» WRITTEN TASK
Search the material for the word "Salt" and report each line where it turns up.

(Stored dataset items)
○ ○ ○ ○
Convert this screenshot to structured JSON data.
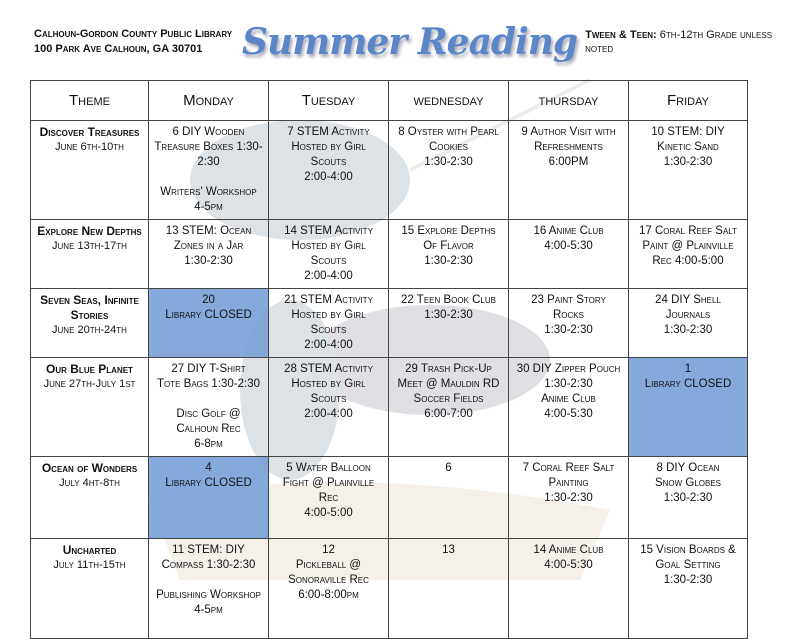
{
  "header": {
    "library": "Calhoun-Gordon County Public Library",
    "address": "100 Park Ave    Calhoun, GA 30701",
    "title": "Summer Reading",
    "audience_label": "Tween & Teen:",
    "audience": "6th-12th Grade unless noted"
  },
  "columns": [
    "Theme",
    "Monday",
    "Tuesday",
    "wednesday",
    "thursday",
    "Friday"
  ],
  "highlight_color": "#7fa3d6",
  "rows": [
    {
      "theme": "Discover Treasures",
      "dates": "June 6th-10th",
      "cells": [
        {
          "text": "6    DIY Wooden\nTreasure Boxes 1:30-2:30\n\nWriters' Workshop 4-5pm"
        },
        {
          "text": "7  STEM Activity\nHosted by Girl Scouts\n2:00-4:00"
        },
        {
          "text": "8  Oyster with Pearl\nCookies\n1:30-2:30"
        },
        {
          "text": "9  Author Visit with\nRefreshments\n6:00PM"
        },
        {
          "text": "10    STEM: DIY\nKinetic Sand\n1:30-2:30"
        }
      ]
    },
    {
      "theme": "Explore New Depths",
      "dates": "June 13th-17th",
      "cells": [
        {
          "text": "13  STEM: Ocean\nZones in a Jar\n1:30-2:30"
        },
        {
          "text": "14  STEM Activity\nHosted by Girl Scouts\n2:00-4:00"
        },
        {
          "text": "15  Explore Depths\nOf Flavor\n1:30-2:30"
        },
        {
          "text": "16    Anime Club\n4:00-5:30"
        },
        {
          "text": "17 Coral Reef Salt\nPaint @ Plainville\nRec  4:00-5:00"
        }
      ]
    },
    {
      "theme": "Seven Seas, Infinite Stories",
      "dates": "June 20th-24th",
      "cells": [
        {
          "text": "20\nLibrary CLOSED",
          "closed": true
        },
        {
          "text": "21 STEM Activity\nHosted by Girl Scouts\n2:00-4:00"
        },
        {
          "text": "22  Teen Book Club\n1:30-2:30"
        },
        {
          "text": "23  Paint Story\nRocks\n1:30-2:30"
        },
        {
          "text": "24    DIY Shell\nJournals\n1:30-2:30"
        }
      ]
    },
    {
      "theme": "Our Blue Planet",
      "dates": "June 27th-July 1st",
      "cells": [
        {
          "text": "27  DIY T-Shirt\nTote Bags 1:30-2:30\n\nDisc Golf @ Calhoun Rec\n6-8pm"
        },
        {
          "text": "28 STEM Activity\nHosted by Girl Scouts\n2:00-4:00"
        },
        {
          "text": "29  Trash Pick-Up\nMeet @ Mauldin RD\nSoccer Fields\n6:00-7:00"
        },
        {
          "text": "30  DIY Zipper Pouch\n1:30-2:30\nAnime Club\n4:00-5:30"
        },
        {
          "text": "1\nLibrary CLOSED",
          "closed": true
        }
      ]
    },
    {
      "theme": "Ocean of Wonders",
      "dates": "July 4ht-8th",
      "cells": [
        {
          "text": "4\nLibrary CLOSED",
          "closed": true
        },
        {
          "text": "5  Water Balloon\nFight @ Plainville Rec\n4:00-5:00"
        },
        {
          "text": "6"
        },
        {
          "text": "7  Coral Reef Salt\nPainting\n1:30-2:30"
        },
        {
          "text": "8    DIY Ocean\nSnow Globes\n1:30-2:30"
        }
      ]
    },
    {
      "theme": "Uncharted",
      "dates": "July 11th-15th",
      "cells": [
        {
          "text": "11    STEM: DIY\nCompass  1:30-2:30\n\nPublishing Workshop\n4-5pm"
        },
        {
          "text": "12\nPickleball @\nSonoraville Rec\n6:00-8:00pm"
        },
        {
          "text": "13"
        },
        {
          "text": "14    Anime Club\n4:00-5:30"
        },
        {
          "text": "15  Vision Boards &\nGoal Setting\n1:30-2:30"
        }
      ]
    }
  ]
}
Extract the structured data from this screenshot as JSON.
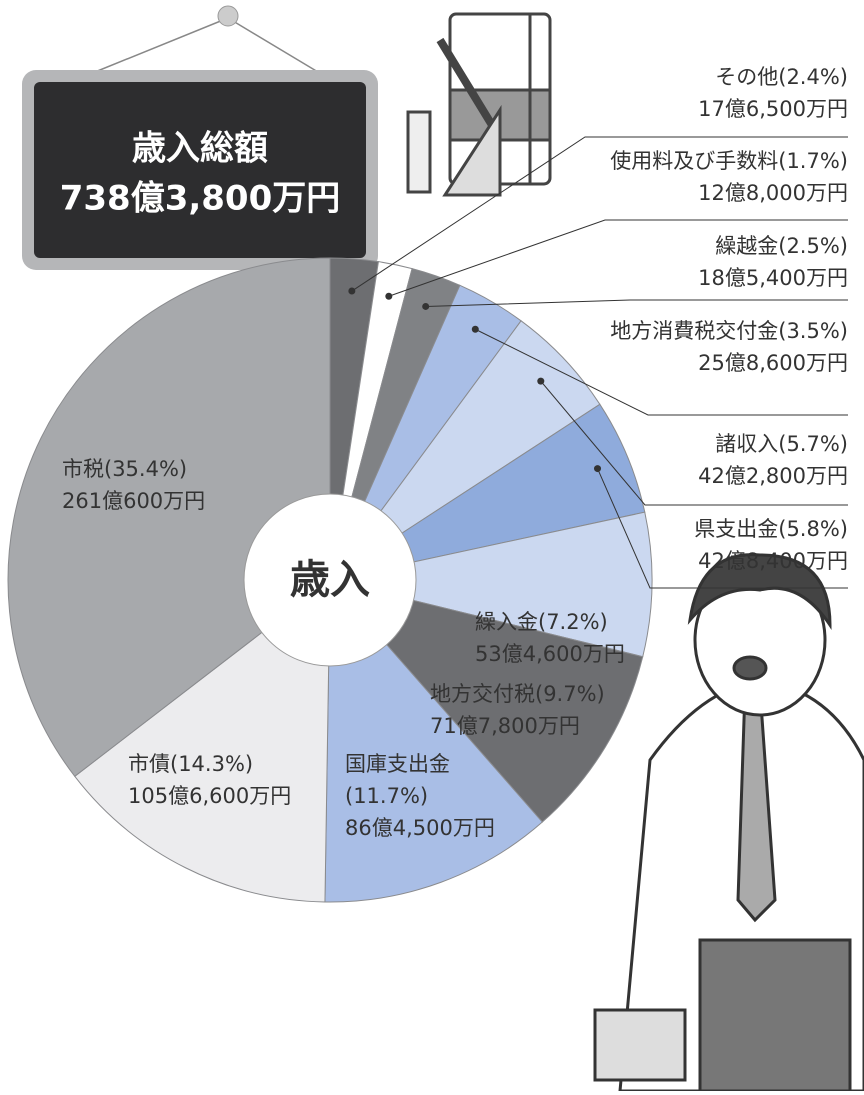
{
  "chart_data": {
    "type": "pie",
    "total_label": "歳入総額",
    "total": "738億3,800万円",
    "center_label": "歳入",
    "categories": [
      "その他",
      "使用料及び手数料",
      "繰越金",
      "地方消費税交付金",
      "諸収入",
      "県支出金",
      "繰入金",
      "地方交付税",
      "国庫支出金",
      "市債",
      "市税"
    ],
    "values": [
      2.4,
      1.7,
      2.5,
      3.5,
      5.7,
      5.8,
      7.2,
      9.7,
      11.7,
      14.3,
      35.4
    ],
    "value_labels": [
      "(2.4%)",
      "(1.7%)",
      "(2.5%)",
      "(3.5%)",
      "(5.7%)",
      "(5.8%)",
      "(7.2%)",
      "(9.7%)",
      "(11.7%)",
      "(14.3%)",
      "(35.4%)"
    ],
    "amounts": [
      "17億6,500万円",
      "12億8,000万円",
      "18億5,400万円",
      "25億8,600万円",
      "42億2,800万円",
      "42億8,400万円",
      "53億4,600万円",
      "71億7,800万円",
      "86億4,500万円",
      "105億6,600万円",
      "261億600万円"
    ],
    "colors": [
      "#6d6e71",
      "#ffffff",
      "#808285",
      "#a9bee6",
      "#cbd8f0",
      "#8fabdc",
      "#cbd8f0",
      "#6d6e71",
      "#a9bee6",
      "#ececee",
      "#a7a9ac"
    ]
  }
}
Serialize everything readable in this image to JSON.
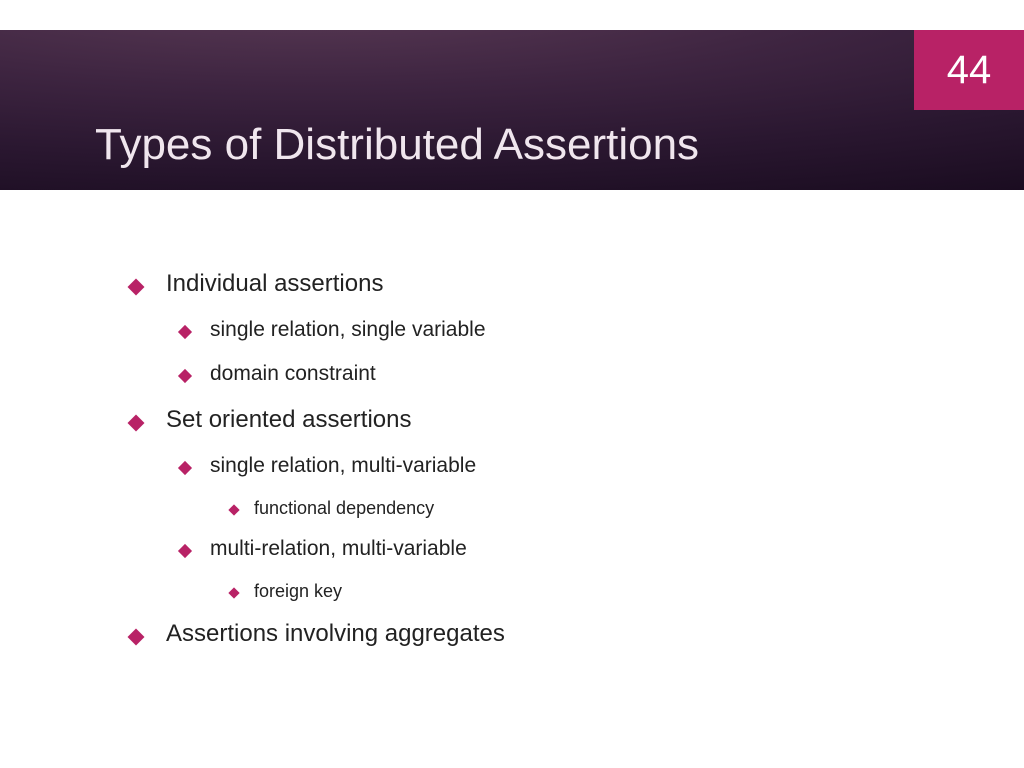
{
  "page_number": "44",
  "title": "Types of Distributed Assertions",
  "accent_color": "#b82266",
  "header_gradient_from": "#5a3a55",
  "header_gradient_to": "#1a0c20",
  "items": {
    "l1a": "Individual assertions",
    "l2a": "single relation, single variable",
    "l2b": "domain constraint",
    "l1b": "Set oriented assertions",
    "l2c": "single relation, multi-variable",
    "l3a": "functional dependency",
    "l2d": "multi-relation, multi-variable",
    "l3b": "foreign key",
    "l1c": "Assertions involving aggregates"
  }
}
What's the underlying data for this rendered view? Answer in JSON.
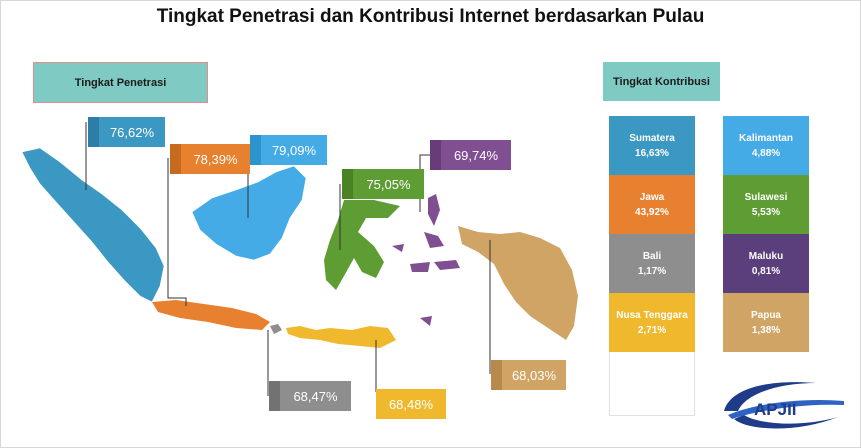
○ ○ ○ ○
» WRITTEN REPLY
          "text": "17 Coral Reef Salt\nPaint @ Plainville\nRec  4:00-5:00"
          "text": "7  Coral Reef Salt\nPainting\n1:30-2:30"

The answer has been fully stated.